◆ INSTRUCTIONS FOR THE TASK ◆
Below is a block of records. Copy every line in it that contains the word "color".

◆ Records about charts and figures ◆
+ + + + +

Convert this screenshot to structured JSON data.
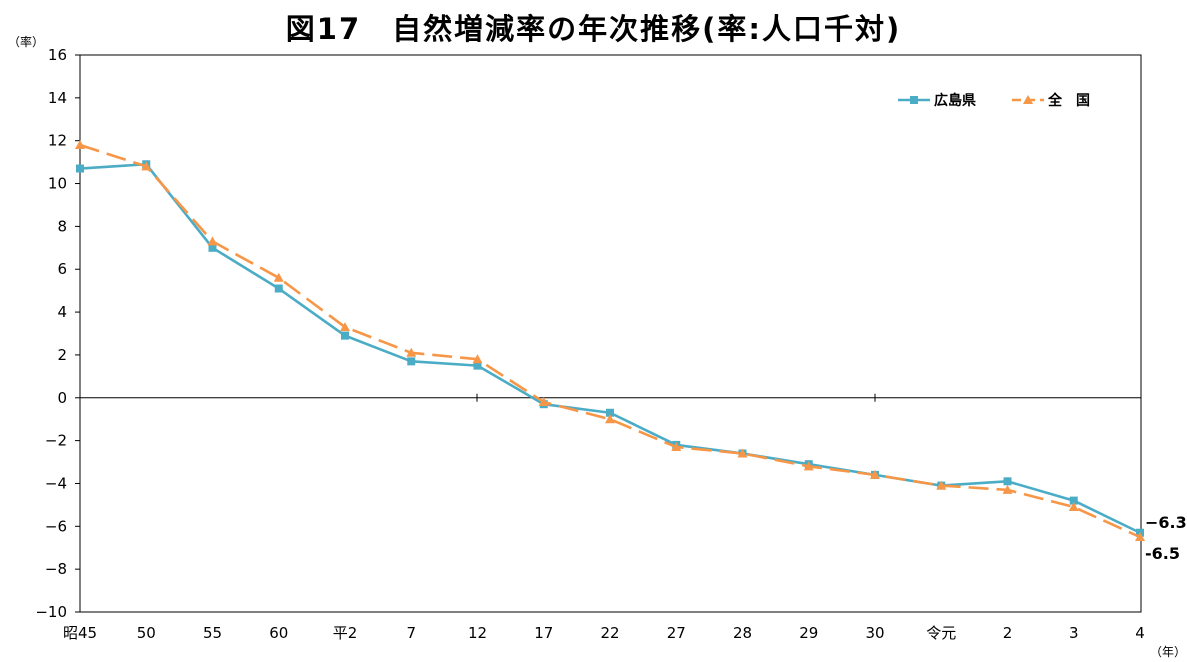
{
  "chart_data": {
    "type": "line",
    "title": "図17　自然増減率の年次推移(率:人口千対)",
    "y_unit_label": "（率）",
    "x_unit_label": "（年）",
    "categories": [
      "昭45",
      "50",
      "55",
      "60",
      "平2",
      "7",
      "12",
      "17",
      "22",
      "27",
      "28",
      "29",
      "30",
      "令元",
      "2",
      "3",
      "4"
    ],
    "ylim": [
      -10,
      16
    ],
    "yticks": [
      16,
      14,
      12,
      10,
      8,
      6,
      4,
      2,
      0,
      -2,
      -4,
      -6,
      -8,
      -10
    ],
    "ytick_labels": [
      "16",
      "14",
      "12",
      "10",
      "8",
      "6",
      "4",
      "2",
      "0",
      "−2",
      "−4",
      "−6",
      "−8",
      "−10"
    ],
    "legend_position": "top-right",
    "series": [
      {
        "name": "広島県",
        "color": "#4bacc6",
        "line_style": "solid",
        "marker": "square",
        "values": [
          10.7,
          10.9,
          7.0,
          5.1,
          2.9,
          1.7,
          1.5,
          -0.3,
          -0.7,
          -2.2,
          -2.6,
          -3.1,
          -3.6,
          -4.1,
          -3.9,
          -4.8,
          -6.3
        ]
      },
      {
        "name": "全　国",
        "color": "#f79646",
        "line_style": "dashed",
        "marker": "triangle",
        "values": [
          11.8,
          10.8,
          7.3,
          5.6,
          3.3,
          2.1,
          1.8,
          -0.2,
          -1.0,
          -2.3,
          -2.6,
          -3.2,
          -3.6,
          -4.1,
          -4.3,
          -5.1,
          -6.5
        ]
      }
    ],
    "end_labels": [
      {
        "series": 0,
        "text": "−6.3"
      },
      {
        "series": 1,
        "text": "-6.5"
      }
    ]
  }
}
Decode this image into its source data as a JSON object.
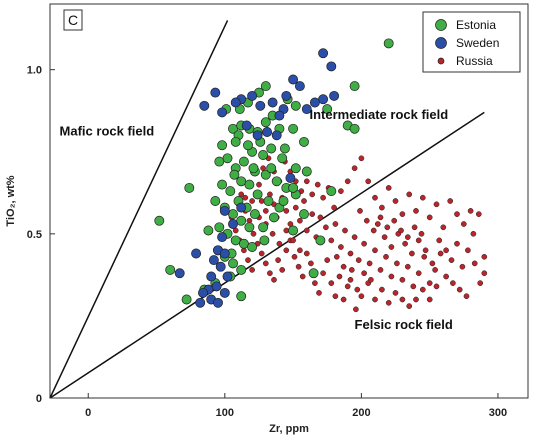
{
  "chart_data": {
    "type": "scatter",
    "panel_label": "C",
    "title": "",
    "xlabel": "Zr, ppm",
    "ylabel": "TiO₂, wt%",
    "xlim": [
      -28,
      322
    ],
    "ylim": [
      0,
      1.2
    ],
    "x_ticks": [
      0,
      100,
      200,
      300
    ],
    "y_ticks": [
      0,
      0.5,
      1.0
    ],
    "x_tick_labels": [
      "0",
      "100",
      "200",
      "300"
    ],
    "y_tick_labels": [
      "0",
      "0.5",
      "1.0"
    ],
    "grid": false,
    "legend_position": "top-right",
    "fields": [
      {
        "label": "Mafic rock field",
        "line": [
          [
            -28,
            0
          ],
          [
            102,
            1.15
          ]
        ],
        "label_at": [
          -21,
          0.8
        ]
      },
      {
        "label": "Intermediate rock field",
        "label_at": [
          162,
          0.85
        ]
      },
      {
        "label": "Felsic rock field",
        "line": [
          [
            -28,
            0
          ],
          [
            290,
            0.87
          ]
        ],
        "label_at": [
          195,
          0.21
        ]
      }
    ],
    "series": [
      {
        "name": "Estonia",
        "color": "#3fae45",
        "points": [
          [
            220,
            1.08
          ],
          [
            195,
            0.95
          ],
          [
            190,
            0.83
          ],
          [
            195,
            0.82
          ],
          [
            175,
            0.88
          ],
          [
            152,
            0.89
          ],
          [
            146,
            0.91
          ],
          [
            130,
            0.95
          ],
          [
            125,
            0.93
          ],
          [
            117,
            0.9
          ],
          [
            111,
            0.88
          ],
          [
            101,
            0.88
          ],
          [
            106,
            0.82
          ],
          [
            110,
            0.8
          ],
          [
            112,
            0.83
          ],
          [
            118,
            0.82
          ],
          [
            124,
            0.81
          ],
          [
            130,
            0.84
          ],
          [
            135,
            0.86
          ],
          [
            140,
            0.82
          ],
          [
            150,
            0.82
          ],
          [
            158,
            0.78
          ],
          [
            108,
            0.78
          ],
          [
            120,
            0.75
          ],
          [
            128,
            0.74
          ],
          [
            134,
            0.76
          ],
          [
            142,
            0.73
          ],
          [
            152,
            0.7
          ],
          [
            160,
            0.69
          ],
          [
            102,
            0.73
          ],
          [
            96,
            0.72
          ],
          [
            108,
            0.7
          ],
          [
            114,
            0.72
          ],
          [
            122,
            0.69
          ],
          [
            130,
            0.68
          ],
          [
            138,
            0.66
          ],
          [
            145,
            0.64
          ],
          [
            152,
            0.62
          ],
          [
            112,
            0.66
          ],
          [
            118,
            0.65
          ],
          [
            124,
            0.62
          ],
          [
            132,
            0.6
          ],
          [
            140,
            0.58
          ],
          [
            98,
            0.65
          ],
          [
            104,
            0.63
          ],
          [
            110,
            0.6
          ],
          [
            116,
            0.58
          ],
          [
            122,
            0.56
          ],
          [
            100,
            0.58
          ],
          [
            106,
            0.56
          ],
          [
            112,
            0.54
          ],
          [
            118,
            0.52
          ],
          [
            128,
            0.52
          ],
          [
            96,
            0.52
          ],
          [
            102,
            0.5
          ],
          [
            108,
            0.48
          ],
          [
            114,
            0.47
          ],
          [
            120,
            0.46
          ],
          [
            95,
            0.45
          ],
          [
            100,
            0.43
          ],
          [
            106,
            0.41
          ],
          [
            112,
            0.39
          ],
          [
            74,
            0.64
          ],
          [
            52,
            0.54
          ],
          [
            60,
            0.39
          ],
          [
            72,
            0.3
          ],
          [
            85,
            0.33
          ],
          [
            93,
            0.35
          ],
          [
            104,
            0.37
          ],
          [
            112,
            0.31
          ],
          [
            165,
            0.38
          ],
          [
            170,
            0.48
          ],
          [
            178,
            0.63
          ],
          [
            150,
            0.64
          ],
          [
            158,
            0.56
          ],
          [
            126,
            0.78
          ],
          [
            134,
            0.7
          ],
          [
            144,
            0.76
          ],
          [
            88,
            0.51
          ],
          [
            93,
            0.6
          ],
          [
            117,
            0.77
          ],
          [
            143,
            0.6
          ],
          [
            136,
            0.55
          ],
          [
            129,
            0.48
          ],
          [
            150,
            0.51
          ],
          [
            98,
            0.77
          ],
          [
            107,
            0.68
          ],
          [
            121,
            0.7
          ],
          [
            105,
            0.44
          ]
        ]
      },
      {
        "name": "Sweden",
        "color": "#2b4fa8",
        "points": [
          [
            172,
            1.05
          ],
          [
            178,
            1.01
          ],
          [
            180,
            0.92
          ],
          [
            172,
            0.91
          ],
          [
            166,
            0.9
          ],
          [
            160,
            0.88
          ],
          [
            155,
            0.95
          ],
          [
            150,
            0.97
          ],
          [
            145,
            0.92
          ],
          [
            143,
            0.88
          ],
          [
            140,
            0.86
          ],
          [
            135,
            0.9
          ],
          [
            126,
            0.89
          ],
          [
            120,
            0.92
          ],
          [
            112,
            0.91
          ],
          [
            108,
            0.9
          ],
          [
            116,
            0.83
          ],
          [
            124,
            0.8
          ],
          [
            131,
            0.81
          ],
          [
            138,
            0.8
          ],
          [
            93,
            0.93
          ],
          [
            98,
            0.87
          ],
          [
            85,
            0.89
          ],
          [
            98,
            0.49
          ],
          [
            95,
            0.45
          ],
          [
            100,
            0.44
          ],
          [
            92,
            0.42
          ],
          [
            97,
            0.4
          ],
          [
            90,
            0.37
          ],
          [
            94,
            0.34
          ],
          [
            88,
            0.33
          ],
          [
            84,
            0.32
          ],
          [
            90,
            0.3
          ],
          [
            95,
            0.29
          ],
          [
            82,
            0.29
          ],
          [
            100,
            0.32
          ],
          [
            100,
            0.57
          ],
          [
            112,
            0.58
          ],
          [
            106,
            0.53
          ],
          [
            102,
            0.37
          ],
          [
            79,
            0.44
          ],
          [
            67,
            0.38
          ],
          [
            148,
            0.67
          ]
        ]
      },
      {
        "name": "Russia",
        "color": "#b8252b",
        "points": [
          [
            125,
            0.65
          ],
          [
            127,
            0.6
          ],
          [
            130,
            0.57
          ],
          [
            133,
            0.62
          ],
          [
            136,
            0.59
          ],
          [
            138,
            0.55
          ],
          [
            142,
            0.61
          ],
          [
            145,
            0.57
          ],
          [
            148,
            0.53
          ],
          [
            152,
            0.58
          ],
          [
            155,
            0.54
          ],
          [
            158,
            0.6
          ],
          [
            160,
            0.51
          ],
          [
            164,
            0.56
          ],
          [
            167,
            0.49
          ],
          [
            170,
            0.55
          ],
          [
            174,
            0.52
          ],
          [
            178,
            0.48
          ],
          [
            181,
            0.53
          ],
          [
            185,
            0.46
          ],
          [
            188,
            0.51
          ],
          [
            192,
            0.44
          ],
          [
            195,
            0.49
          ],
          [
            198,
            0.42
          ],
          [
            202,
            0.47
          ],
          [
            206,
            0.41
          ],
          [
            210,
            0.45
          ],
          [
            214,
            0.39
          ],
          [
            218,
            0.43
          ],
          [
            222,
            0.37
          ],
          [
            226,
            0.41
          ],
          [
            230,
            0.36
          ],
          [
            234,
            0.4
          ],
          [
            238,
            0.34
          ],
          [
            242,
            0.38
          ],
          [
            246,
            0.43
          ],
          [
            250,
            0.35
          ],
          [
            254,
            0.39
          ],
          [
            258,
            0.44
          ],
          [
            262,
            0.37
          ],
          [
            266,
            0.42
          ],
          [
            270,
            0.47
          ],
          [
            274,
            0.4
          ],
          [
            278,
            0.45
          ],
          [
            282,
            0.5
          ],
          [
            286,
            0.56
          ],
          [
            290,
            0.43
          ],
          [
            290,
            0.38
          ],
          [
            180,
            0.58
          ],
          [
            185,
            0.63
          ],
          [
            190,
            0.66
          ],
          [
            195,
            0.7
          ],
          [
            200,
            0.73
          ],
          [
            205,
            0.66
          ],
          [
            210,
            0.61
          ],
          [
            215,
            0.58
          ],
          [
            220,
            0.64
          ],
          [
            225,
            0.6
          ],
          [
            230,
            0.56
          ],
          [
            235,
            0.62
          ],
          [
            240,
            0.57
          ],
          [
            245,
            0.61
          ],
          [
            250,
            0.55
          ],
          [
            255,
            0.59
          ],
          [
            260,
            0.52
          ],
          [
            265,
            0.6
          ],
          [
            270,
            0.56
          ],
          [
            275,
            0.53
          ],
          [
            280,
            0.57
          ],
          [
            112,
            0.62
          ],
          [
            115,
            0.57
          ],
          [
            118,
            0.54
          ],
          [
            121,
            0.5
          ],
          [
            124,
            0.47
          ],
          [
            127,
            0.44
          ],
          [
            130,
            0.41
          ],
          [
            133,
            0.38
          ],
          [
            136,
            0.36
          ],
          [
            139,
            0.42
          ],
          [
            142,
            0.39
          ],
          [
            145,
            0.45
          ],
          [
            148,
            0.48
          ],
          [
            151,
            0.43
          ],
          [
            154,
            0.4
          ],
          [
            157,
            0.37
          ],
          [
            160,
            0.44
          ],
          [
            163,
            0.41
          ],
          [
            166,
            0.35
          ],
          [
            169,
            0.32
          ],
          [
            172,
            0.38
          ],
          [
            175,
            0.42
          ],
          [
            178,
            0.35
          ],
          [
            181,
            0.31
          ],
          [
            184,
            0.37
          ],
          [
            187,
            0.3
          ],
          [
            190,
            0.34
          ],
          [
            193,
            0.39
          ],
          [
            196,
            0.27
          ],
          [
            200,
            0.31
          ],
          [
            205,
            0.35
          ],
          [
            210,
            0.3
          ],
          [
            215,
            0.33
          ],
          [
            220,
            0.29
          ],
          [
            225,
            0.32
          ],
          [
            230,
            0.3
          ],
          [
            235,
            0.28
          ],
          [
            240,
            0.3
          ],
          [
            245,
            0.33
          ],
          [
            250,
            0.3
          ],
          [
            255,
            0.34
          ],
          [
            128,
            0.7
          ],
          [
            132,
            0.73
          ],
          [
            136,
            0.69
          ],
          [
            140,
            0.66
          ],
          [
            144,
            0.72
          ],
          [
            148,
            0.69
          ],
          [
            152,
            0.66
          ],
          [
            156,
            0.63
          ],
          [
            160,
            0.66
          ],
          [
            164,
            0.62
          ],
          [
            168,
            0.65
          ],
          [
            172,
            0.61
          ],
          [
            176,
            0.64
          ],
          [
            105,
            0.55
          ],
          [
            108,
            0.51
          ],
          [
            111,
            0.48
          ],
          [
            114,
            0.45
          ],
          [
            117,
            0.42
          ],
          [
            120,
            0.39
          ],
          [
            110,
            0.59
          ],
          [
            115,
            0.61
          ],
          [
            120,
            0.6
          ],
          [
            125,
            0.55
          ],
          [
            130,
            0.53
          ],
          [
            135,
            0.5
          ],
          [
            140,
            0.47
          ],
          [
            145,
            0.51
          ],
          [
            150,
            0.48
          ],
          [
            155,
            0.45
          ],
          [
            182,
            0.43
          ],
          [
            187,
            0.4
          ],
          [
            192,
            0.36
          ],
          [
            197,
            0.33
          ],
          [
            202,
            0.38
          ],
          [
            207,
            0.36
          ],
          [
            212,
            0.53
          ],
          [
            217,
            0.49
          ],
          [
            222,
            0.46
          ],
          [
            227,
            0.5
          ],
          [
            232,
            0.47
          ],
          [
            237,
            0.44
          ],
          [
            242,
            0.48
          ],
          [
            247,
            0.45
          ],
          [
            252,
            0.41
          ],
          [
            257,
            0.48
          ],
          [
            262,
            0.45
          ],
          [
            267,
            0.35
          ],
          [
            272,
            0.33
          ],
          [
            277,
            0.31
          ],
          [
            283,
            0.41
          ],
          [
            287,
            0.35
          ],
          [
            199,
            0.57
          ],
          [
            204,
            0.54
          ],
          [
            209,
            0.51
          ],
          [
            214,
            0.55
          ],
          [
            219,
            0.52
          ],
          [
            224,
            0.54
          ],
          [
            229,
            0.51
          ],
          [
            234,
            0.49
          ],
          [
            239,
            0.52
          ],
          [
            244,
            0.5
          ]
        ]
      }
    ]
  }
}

+ + + + +

◆ COMPLETED EXERCISE ◆
        "color": "#4bacc6",
        "color": "#f79646",
        "color": "#3fae45",
        "color": "#2b4fa8",
        "color": "#b8252b",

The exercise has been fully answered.